Data in this exercise:

=-=-=

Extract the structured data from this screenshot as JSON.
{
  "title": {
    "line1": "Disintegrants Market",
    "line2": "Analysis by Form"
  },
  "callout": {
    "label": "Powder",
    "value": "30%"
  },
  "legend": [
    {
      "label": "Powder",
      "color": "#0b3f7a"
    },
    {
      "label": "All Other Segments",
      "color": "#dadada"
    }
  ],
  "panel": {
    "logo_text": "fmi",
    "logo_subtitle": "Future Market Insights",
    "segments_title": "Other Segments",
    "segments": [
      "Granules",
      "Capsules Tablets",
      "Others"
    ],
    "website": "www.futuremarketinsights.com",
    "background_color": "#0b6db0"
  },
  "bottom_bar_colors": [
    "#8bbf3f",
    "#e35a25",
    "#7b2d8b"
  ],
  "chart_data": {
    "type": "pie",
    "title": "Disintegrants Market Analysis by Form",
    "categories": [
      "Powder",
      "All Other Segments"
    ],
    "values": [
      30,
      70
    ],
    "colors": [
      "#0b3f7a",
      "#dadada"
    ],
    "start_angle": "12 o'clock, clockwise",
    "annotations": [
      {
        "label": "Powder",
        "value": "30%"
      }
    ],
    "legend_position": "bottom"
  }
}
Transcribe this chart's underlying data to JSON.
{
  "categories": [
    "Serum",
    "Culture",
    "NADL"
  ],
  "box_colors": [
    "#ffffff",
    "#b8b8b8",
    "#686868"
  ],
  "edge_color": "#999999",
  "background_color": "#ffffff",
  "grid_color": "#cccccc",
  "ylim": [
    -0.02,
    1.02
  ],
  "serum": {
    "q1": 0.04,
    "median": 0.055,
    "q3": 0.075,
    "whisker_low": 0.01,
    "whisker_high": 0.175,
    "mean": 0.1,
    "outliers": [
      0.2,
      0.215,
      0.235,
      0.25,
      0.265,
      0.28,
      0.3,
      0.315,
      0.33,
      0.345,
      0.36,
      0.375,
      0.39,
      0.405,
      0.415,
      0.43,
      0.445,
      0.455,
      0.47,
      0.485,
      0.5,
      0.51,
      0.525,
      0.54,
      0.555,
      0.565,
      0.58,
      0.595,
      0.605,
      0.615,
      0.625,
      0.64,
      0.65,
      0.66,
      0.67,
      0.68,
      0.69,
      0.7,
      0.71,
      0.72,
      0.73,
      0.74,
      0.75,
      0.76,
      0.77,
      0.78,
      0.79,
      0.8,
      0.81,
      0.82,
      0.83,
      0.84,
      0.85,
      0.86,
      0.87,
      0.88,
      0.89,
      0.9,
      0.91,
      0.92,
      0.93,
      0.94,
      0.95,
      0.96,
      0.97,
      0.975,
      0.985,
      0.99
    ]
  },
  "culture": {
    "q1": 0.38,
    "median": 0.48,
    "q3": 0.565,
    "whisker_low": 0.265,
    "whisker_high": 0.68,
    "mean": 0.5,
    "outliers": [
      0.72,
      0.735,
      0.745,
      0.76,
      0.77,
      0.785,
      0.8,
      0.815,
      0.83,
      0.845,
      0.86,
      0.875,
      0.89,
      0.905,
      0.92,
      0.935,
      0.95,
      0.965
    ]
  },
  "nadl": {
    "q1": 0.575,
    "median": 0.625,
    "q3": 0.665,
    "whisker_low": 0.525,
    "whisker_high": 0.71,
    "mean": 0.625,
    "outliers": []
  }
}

=-=-=

Retype the entries one by one, exactly.

Extract the structured data from this screenshot as JSON.
{
  "title": {
    "line1": "Disintegrants Market",
    "line2": "Analysis by Form"
  },
  "callout": {
    "label": "Powder",
    "value": "30%"
  },
  "legend": [
    {
      "label": "Powder",
      "color": "#0b3f7a"
    },
    {
      "label": "All Other Segments",
      "color": "#dadada"
    }
  ],
  "panel": {
    "logo_text": "fmi",
    "logo_subtitle": "Future Market Insights",
    "segments_title": "Other Segments",
    "segments": [
      "Granules",
      "Capsules Tablets",
      "Others"
    ],
    "website": "www.futuremarketinsights.com",
    "background_color": "#0b6db0"
  },
  "bottom_bar_colors": [
    "#8bbf3f",
    "#e35a25",
    "#7b2d8b"
  ],
  "chart_data": {
    "type": "pie",
    "title": "Disintegrants Market Analysis by Form",
    "categories": [
      "Powder",
      "All Other Segments"
    ],
    "values": [
      30,
      70
    ],
    "colors": [
      "#0b3f7a",
      "#dadada"
    ],
    "start_angle": "12 o'clock, clockwise",
    "annotations": [
      {
        "label": "Powder",
        "value": "30%"
      }
    ],
    "legend_position": "bottom"
  }
}
Transcribe this chart's underlying data to JSON.
{
  "categories": [
    "Serum",
    "Culture",
    "NADL"
  ],
  "box_colors": [
    "#ffffff",
    "#b8b8b8",
    "#686868"
  ],
  "edge_color": "#999999",
  "background_color": "#ffffff",
  "grid_color": "#cccccc",
  "ylim": [
    -0.02,
    1.02
  ],
  "serum": {
    "q1": 0.04,
    "median": 0.055,
    "q3": 0.075,
    "whisker_low": 0.01,
    "whisker_high": 0.175,
    "mean": 0.1,
    "outliers": [
      0.2,
      0.215,
      0.235,
      0.25,
      0.265,
      0.28,
      0.3,
      0.315,
      0.33,
      0.345,
      0.36,
      0.375,
      0.39,
      0.405,
      0.415,
      0.43,
      0.445,
      0.455,
      0.47,
      0.485,
      0.5,
      0.51,
      0.525,
      0.54,
      0.555,
      0.565,
      0.58,
      0.595,
      0.605,
      0.615,
      0.625,
      0.64,
      0.65,
      0.66,
      0.67,
      0.68,
      0.69,
      0.7,
      0.71,
      0.72,
      0.73,
      0.74,
      0.75,
      0.76,
      0.77,
      0.78,
      0.79,
      0.8,
      0.81,
      0.82,
      0.83,
      0.84,
      0.85,
      0.86,
      0.87,
      0.88,
      0.89,
      0.9,
      0.91,
      0.92,
      0.93,
      0.94,
      0.95,
      0.96,
      0.97,
      0.975,
      0.985,
      0.99
    ]
  },
  "culture": {
    "q1": 0.38,
    "median": 0.48,
    "q3": 0.565,
    "whisker_low": 0.265,
    "whisker_high": 0.68,
    "mean": 0.5,
    "outliers": [
      0.72,
      0.735,
      0.745,
      0.76,
      0.77,
      0.785,
      0.8,
      0.815,
      0.83,
      0.845,
      0.86,
      0.875,
      0.89,
      0.905,
      0.92,
      0.935,
      0.95,
      0.965
    ]
  },
  "nadl": {
    "q1": 0.575,
    "median": 0.625,
    "q3": 0.665,
    "whisker_low": 0.525,
    "whisker_high": 0.71,
    "mean": 0.625,
    "outliers": []
  }
}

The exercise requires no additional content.